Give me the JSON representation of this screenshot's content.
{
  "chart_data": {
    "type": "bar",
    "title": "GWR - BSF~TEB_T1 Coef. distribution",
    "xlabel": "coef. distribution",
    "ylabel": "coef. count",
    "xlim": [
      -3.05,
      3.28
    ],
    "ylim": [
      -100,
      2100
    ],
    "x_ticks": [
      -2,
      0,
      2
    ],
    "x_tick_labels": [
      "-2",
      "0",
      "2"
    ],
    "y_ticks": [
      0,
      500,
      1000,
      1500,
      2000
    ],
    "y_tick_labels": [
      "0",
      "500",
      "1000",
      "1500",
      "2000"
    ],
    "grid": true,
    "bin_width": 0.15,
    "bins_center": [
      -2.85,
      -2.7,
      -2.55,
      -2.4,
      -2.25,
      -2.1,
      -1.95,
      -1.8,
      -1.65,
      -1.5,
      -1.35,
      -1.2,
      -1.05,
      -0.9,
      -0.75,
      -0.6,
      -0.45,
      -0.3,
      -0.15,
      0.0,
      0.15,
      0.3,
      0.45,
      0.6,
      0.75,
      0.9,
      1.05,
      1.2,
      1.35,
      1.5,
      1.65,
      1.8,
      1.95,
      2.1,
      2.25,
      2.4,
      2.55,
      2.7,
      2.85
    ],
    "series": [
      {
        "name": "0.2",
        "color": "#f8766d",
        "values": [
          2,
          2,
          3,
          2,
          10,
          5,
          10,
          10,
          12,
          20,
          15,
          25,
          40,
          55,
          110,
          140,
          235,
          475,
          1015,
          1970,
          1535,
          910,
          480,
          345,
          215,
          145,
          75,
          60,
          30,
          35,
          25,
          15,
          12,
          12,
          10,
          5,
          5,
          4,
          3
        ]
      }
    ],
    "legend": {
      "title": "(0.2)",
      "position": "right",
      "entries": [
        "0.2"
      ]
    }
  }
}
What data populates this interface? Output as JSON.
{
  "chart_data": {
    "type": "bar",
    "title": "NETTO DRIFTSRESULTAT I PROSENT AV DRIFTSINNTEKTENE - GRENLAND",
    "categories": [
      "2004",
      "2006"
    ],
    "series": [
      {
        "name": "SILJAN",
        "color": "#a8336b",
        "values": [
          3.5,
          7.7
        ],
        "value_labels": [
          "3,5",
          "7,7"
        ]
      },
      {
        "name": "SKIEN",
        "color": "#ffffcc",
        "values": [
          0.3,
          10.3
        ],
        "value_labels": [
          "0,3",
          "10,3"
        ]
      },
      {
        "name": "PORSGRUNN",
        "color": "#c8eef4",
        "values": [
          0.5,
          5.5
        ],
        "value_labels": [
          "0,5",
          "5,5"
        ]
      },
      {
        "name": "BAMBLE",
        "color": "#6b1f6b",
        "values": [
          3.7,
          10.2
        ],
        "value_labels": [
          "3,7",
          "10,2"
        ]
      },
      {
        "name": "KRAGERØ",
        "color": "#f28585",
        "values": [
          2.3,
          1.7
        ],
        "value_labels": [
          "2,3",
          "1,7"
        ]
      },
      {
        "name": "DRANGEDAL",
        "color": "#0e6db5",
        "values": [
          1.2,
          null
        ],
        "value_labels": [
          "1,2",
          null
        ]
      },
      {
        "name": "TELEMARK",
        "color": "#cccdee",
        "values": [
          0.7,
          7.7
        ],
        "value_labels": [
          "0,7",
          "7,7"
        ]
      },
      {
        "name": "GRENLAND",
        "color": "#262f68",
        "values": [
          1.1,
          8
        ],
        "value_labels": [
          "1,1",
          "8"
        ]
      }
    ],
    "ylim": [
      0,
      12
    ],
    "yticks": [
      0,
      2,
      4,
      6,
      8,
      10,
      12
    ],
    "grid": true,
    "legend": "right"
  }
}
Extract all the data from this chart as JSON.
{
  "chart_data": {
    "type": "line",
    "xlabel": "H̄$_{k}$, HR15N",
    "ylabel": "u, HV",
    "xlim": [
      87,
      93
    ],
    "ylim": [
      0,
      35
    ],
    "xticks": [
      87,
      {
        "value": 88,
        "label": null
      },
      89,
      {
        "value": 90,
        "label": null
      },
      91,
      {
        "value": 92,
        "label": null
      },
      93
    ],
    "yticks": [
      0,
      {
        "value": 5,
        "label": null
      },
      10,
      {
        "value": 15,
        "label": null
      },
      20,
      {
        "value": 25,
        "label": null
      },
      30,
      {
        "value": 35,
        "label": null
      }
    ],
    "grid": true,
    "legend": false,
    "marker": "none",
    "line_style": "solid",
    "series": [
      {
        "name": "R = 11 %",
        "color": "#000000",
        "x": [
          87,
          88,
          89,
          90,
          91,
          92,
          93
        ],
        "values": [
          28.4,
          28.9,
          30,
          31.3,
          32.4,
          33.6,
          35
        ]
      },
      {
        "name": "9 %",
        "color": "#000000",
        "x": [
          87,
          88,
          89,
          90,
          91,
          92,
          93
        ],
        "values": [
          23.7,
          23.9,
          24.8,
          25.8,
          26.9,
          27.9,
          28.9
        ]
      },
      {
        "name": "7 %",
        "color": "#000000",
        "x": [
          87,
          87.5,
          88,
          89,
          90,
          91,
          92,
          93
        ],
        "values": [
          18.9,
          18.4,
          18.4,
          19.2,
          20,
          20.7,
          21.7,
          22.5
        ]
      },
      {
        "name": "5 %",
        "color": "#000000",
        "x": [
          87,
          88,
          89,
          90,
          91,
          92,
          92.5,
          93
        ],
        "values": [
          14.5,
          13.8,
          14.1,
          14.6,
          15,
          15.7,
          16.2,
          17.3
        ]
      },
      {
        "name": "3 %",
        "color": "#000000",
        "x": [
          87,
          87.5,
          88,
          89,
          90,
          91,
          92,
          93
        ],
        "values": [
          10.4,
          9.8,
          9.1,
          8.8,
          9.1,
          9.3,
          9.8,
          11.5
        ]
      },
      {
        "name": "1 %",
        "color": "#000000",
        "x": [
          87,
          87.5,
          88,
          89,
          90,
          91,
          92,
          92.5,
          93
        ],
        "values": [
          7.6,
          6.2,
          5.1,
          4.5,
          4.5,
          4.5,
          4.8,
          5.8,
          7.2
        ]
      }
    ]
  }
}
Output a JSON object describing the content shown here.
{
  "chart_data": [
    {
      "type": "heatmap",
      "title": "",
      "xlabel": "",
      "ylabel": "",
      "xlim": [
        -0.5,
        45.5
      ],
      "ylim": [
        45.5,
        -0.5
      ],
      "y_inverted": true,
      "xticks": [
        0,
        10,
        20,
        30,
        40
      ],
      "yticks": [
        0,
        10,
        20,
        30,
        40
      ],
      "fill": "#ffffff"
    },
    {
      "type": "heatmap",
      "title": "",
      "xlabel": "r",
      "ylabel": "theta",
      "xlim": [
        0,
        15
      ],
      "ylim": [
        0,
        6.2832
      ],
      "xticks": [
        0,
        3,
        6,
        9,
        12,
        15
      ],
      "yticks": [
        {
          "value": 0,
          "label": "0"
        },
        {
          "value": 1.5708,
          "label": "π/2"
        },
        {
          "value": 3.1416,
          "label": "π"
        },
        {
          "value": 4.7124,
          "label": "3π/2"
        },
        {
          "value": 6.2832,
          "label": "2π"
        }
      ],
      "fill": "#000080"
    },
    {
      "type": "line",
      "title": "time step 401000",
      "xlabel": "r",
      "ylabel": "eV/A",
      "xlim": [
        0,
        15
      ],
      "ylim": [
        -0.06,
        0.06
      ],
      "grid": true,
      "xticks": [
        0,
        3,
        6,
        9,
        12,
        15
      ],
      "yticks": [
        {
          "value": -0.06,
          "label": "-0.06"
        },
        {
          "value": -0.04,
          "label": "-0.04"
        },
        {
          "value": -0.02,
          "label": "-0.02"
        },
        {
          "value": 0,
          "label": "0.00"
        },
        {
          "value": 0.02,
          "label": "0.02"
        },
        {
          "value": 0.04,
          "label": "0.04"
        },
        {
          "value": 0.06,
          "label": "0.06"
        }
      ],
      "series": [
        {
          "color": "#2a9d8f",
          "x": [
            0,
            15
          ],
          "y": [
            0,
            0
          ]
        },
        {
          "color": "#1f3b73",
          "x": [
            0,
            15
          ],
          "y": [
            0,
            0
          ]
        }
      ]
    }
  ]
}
=-=-=
→ Your objective
Tally how many lines of the records hold the word "xlabel". Answer with the number only.

→ Result for this task
5